Wherever the word "Concejalía" appears in a line, extract that line.
··· DATASET ENTRIES
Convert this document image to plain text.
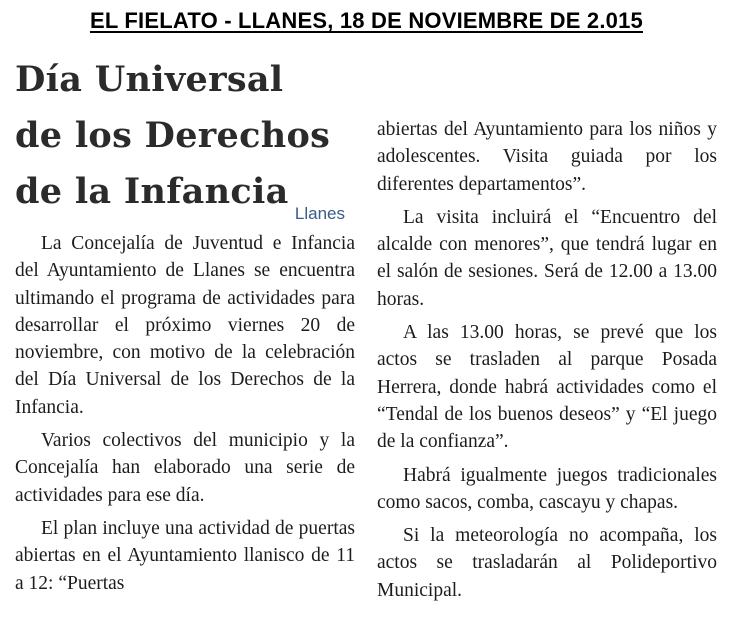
EL FIELATO - LLANES, 18 DE NOVIEMBRE DE 2.015
Día Universal
de los Derechos
de la Infancia
Llanes

La Concejalía de Juventud e Infancia del Ayuntamiento de Llanes se encuentra ultimando el programa de actividades para desarrollar el próximo viernes 20 de noviembre, con motivo de la celebración del Día Universal de los Derechos de la Infancia.

Varios colectivos del municipio y la Concejalía han elaborado una serie de actividades para ese día.

El plan incluye una actividad de puertas abiertas en el Ayuntamiento llanisco de 11 a 12: “Puertas

abiertas del Ayuntamiento para los niños y adolescentes. Visita guiada por los diferentes departamentos”.

La visita incluirá el “Encuentro del alcalde con menores”, que tendrá lugar en el salón de sesiones. Será de 12.00 a 13.00 horas.

A las 13.00 horas, se prevé que los actos se trasladen al parque Posada Herrera, donde habrá actividades como el “Tendal de los buenos deseos” y “El juego de la confianza”.

Habrá igualmente juegos tradicionales como sacos, comba, cascayu y chapas.

Si la meteorología no acompaña, los actos se trasladarán al Polideportivo Municipal.
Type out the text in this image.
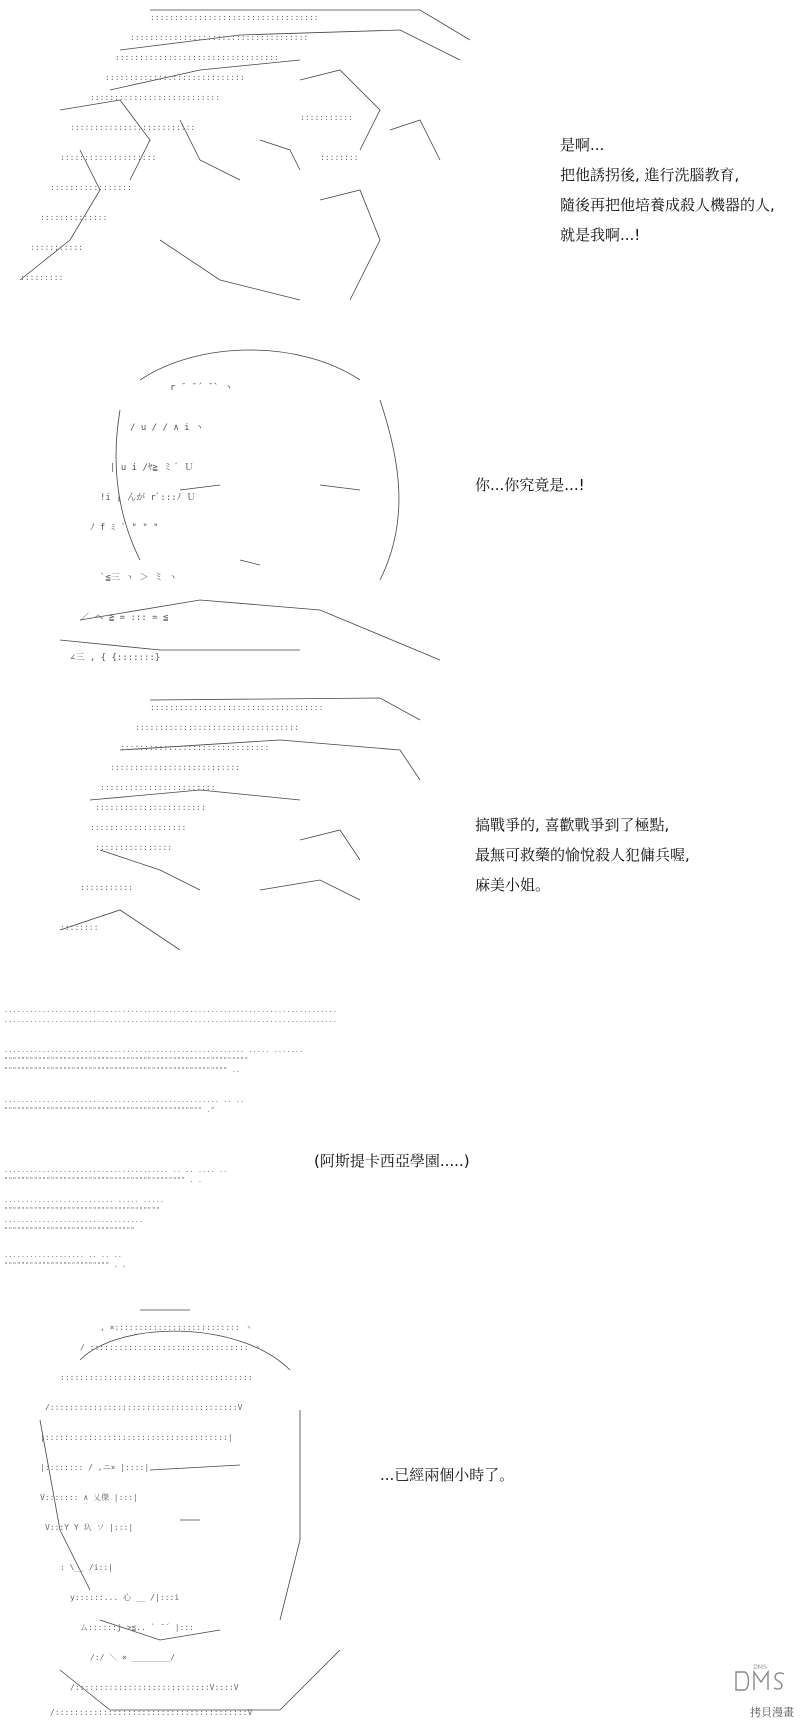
:::::::::::::::::::::::::::::::::::
:::::::::::::::::::::::::::::::::::::
::::::::::::::::::::::::::::::::::
:::::::::::::::::::::::::::::
:::::::::::::::::::::::::::
::::::::::::::::::::::::::
::::::::::::::::::::
:::::::::::::::::
::::::::::::::
:::::::::::
:::::::::
:::::::::::
::::::::
是啊...
把他誘拐後, 進行洗腦教育,
隨後再把他培養成殺人機器的人,
就是我啊...!
r ˉ ̄ ´ ̄ ` ヽ
/ u / / ∧ i ヽ
| u i /ﾔ≧ ミ ﾞ Ｕ
!i | んが rﾞ:::ﾉ Ｕ
ﾉ f ﾐ ` " " "
`≦三 ヽ ＞ ミ ヽ
／ ヘ ≧ = ::: = ≦
∠三 , { {:::::::}
你...你究竟是...!
::::::::::::::::::::::::::::::::::::
::::::::::::::::::::::::::::::::::
:::::::::::::::::::::::::::::::
:::::::::::::::::::::::::::
::::::::::::::::::::::::
:::::::::::::::::::::::
::::::::::::::::::::
::::::::::::::::
:::::::::::
::::::::
搞戰爭的, 喜歡戰爭到了極點,
最無可救藥的愉悅殺人犯傭兵喔,
麻美小姐。
...............................................................................
...............................................................................
......................................................... ..... .......
""""""""""""""""""""""""""""""""""""""""""""""""""""""""""
""""""""""""""""""""""""""""""""""""""""""""""""""""" ..
................................................... .. ..
""""""""""""""""""""""""""""""""""""""""""""""" ."
....................................... .. .. .... ..
""""""""""""""""""""""""""""""""""""""""""" . .
.......................... ..... .....
"""""""""""""""""""""""""""""""""""""
.................................
"""""""""""""""""""""""""""""""
................... .. .. ..
""""""""""""""""""""""""" . .
(阿斯提卡西亞學園.....)
, ×:::::::::::::::::::::::::: ヽ
/ ::::::::::::::::::::::::::::::::: ヽ
::::::::::::::::::::::::::::::::::::::::
/:::::::::::::::::::::::::::::::::::::::V
|::::::::::::::::::::::::::::::::::::::|
|:::::::: / ,ニ× |::::|
V::::::: ∧ 乂傑 |:::|
V:::Y Y 圦 ソ |:::|
: \__ /i::|
y::::::... 心 __ /|:::i
ム::::::j >≦.. ` ̄ ´ |:::
/:/ ＼ × ________/
/::::::::::::::::::::::::::::V::::V
/::::::::::::::::::::::::::::::::::::::::V
...已經兩個小時了。
DMS
拷貝漫畫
······
**TASK RESULT**:
La Concejalía de Juventud e Infancia del Ayuntamiento de Llanes se encuentra ultimando el programa de actividades para desarrollar el próximo viernes 20 de noviembre, con motivo de la celebración del Día Universal de los Derechos de la Infancia.
Varios colectivos del municipio y la Concejalía han elaborado una serie de actividades para ese día.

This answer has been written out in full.